WHAT TO WORK ON: Return all lines below containing the word "EURUSD".

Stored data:

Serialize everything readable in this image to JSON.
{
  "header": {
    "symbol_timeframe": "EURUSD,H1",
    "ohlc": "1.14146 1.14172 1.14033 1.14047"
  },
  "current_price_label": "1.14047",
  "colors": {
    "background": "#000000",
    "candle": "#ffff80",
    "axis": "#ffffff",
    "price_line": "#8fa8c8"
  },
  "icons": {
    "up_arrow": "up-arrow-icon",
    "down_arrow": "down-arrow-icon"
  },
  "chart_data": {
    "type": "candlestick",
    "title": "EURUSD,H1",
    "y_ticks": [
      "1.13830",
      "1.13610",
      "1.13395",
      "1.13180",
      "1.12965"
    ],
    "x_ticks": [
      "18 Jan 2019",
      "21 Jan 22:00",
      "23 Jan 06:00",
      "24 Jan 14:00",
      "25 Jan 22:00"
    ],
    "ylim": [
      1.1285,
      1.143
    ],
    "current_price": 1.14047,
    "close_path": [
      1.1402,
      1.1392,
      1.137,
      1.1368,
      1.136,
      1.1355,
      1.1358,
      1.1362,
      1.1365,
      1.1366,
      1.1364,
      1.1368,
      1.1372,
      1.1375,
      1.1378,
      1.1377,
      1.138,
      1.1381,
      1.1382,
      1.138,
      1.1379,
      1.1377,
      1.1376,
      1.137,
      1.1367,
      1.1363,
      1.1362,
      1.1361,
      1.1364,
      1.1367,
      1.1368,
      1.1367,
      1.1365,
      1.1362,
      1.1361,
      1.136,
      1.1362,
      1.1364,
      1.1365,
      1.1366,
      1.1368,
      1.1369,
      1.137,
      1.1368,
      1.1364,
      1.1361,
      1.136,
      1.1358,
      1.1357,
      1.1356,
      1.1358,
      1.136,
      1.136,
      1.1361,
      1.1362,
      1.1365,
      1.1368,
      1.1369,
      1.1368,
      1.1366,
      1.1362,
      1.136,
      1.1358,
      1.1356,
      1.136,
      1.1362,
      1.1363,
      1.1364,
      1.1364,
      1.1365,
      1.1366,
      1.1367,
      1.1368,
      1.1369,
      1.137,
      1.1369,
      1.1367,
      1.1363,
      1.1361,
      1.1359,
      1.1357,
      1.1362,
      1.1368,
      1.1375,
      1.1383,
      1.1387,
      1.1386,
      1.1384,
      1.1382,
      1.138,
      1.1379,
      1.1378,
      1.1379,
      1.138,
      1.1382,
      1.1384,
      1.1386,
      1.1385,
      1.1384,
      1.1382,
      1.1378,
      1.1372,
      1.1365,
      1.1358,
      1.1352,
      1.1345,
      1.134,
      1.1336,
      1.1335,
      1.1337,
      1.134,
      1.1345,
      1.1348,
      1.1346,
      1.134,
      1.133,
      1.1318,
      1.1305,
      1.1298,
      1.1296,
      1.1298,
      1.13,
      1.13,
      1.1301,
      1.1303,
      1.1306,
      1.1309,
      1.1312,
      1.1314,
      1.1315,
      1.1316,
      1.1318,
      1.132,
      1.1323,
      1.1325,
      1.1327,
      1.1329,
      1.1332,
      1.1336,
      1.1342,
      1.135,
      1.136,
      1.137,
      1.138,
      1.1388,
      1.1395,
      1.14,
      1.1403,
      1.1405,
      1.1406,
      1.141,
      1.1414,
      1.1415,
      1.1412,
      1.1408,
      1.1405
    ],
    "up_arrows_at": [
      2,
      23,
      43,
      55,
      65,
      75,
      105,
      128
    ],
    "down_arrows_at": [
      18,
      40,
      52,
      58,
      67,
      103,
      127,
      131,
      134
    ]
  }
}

FULL SOLUTION:
    "symbol_timeframe": "EURUSD,H1",
    "title": "EURUSD,H1",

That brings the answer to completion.